_DIRECTIONS_: Gather all lines in the entries below that include the word "inflation".

_DATA IN THIS EXERCISE_:
□ □ □

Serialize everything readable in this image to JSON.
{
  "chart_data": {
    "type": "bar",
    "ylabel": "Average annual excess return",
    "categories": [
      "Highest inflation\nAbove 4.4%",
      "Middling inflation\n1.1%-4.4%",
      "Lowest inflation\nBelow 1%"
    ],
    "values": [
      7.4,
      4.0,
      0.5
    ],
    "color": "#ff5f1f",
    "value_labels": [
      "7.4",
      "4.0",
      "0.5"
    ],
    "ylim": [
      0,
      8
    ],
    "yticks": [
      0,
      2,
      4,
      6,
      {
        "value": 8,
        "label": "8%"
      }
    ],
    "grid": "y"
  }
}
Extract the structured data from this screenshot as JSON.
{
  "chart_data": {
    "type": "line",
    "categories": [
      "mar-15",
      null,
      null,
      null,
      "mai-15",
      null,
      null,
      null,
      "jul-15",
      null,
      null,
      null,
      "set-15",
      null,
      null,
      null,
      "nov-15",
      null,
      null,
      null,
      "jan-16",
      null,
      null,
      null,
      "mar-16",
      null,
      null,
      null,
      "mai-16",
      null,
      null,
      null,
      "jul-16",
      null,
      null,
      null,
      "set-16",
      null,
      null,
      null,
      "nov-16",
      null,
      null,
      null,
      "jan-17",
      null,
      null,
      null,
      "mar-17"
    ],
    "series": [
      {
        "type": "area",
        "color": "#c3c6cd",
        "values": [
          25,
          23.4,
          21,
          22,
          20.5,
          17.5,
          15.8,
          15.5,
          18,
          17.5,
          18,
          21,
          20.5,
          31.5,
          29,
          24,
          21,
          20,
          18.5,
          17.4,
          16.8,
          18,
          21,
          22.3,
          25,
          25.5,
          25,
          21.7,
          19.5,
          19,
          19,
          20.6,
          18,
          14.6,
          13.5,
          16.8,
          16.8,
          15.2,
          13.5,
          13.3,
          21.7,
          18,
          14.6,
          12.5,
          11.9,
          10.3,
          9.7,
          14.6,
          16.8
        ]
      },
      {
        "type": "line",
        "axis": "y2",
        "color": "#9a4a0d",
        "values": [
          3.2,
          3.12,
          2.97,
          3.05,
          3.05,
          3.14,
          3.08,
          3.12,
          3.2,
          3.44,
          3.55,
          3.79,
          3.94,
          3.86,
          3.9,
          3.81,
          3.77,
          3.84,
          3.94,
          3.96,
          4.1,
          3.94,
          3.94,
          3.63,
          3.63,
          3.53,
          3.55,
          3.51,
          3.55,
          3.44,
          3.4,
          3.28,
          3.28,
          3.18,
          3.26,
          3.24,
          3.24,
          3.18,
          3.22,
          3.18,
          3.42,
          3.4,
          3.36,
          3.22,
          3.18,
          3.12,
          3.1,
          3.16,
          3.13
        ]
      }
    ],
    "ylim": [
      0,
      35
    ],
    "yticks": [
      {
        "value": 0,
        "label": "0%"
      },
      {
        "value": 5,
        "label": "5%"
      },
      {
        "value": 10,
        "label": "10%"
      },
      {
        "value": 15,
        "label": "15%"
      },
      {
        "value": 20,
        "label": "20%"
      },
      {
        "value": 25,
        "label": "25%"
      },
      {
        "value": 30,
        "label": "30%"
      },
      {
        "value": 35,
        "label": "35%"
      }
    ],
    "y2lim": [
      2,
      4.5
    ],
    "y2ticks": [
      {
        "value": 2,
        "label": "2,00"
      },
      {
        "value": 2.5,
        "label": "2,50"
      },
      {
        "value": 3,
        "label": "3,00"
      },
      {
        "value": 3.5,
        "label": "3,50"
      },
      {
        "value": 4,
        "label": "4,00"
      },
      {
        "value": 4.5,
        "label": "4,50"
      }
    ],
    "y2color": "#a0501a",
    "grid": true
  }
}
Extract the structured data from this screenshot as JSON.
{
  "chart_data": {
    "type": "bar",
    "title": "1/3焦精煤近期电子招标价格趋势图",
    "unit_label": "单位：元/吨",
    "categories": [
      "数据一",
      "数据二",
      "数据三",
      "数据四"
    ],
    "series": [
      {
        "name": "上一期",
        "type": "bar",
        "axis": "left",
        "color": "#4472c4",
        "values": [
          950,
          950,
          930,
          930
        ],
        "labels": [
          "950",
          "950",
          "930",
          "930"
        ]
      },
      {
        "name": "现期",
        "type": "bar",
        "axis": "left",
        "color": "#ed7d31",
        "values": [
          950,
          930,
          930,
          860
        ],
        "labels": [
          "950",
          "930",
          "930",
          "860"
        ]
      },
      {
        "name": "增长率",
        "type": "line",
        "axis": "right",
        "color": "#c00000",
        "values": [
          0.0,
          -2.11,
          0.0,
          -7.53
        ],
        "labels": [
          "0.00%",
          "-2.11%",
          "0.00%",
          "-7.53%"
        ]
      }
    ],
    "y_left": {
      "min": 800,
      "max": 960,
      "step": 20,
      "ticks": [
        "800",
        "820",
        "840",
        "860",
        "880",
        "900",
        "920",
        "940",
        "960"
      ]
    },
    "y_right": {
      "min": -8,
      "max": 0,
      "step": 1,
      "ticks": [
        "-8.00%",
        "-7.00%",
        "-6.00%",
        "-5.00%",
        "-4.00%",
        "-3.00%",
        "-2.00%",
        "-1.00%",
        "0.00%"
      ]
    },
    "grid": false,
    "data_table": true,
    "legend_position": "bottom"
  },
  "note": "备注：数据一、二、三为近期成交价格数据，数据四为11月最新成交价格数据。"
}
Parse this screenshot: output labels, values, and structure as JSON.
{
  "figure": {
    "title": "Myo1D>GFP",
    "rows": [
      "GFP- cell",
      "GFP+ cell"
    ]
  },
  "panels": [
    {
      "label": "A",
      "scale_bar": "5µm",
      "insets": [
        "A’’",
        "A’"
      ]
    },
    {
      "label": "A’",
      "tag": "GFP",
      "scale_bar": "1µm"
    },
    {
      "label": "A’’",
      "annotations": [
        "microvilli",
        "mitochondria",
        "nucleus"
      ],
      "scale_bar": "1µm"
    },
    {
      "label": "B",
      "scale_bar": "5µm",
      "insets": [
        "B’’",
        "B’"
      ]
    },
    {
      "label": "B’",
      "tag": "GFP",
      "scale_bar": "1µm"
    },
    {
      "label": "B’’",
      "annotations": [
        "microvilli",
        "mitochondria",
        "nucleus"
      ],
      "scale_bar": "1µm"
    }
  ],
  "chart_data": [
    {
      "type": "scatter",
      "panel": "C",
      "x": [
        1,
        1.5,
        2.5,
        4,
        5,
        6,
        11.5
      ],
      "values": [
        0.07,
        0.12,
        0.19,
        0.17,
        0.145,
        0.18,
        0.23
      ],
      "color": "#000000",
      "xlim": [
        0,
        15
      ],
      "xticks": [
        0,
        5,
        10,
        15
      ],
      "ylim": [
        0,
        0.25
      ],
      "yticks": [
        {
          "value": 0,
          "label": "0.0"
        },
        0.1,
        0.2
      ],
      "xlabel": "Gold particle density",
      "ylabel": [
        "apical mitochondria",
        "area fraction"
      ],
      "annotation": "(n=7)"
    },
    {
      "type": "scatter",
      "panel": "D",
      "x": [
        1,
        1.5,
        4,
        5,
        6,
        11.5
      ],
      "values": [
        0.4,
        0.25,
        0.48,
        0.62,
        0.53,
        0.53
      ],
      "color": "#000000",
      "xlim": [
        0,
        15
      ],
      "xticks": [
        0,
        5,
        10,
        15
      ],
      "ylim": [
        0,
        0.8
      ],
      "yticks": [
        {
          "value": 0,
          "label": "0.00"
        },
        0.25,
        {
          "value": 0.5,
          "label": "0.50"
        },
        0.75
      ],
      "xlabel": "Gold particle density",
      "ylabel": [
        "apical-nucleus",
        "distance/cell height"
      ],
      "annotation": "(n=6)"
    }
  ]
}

□ □ □

_TASK ANSWER_:
      "Highest inflation\nAbove 4.4%",
      "Middling inflation\n1.1%-4.4%",
      "Lowest inflation\nBelow 1%"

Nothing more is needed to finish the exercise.